[Data entries]
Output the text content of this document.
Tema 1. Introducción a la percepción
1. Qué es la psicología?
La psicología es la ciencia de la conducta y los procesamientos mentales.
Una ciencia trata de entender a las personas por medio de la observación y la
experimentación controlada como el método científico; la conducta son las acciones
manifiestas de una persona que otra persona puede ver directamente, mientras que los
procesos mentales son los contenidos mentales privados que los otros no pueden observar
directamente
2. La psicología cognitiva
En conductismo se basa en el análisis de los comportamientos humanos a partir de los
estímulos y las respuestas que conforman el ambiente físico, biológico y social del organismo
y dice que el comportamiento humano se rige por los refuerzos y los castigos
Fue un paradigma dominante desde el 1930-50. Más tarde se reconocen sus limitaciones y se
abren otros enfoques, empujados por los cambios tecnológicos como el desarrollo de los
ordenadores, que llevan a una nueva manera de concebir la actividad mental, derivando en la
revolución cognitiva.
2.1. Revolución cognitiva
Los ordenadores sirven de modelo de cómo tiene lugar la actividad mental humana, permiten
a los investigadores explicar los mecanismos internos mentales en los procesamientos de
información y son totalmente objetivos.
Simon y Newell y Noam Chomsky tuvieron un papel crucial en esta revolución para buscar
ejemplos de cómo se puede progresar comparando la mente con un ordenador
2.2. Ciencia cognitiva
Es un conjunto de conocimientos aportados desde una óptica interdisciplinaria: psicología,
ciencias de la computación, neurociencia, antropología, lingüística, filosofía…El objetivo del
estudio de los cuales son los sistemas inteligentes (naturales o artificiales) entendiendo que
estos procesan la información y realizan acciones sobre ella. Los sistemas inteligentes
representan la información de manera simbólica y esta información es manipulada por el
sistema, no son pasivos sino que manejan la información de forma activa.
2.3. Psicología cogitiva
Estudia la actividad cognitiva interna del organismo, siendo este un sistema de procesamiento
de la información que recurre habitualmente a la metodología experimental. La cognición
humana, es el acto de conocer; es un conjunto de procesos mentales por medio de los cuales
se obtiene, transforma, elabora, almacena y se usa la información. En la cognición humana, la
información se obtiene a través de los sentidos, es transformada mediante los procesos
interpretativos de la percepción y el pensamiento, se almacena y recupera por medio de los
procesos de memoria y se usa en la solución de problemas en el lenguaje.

[Set task] Retype all of the material above with every character intact.

[Solution for this exercise]
Output the text content of this document.
Tema 1. Introducción a la percepción
1. Qué es la psicología?
La psicología es la ciencia de la conducta y los procesamientos mentales.
Una ciencia trata de entender a las personas por medio de la observación y la
experimentación controlada como el método científico; la conducta son las acciones
manifiestas de una persona que otra persona puede ver directamente, mientras que los
procesos mentales son los contenidos mentales privados que los otros no pueden observar
directamente
2. La psicología cognitiva
En conductismo se basa en el análisis de los comportamientos humanos a partir de los
estímulos y las respuestas que conforman el ambiente físico, biológico y social del organismo
y dice que el comportamiento humano se rige por los refuerzos y los castigos
Fue un paradigma dominante desde el 1930-50. Más tarde se reconocen sus limitaciones y se
abren otros enfoques, empujados por los cambios tecnológicos como el desarrollo de los
ordenadores, que llevan a una nueva manera de concebir la actividad mental, derivando en la
revolución cognitiva.
2.1. Revolución cognitiva
Los ordenadores sirven de modelo de cómo tiene lugar la actividad mental humana, permiten
a los investigadores explicar los mecanismos internos mentales en los procesamientos de
información y son totalmente objetivos.
Simon y Newell y Noam Chomsky tuvieron un papel crucial en esta revolución para buscar
ejemplos de cómo se puede progresar comparando la mente con un ordenador
2.2. Ciencia cognitiva
Es un conjunto de conocimientos aportados desde una óptica interdisciplinaria: psicología,
ciencias de la computación, neurociencia, antropología, lingüística, filosofía…El objetivo del
estudio de los cuales son los sistemas inteligentes (naturales o artificiales) entendiendo que
estos procesan la información y realizan acciones sobre ella. Los sistemas inteligentes
representan la información de manera simbólica y esta información es manipulada por el
sistema, no son pasivos sino que manejan la información de forma activa.
2.3. Psicología cogitiva
Estudia la actividad cognitiva interna del organismo, siendo este un sistema de procesamiento
de la información que recurre habitualmente a la metodología experimental. La cognición
humana, es el acto de conocer; es un conjunto de procesos mentales por medio de los cuales
se obtiene, transforma, elabora, almacena y se usa la información. En la cognición humana, la
información se obtiene a través de los sentidos, es transformada mediante los procesos
interpretativos de la percepción y el pensamiento, se almacena y recupera por medio de los
procesos de memoria y se usa en la solución de problemas en el lenguaje.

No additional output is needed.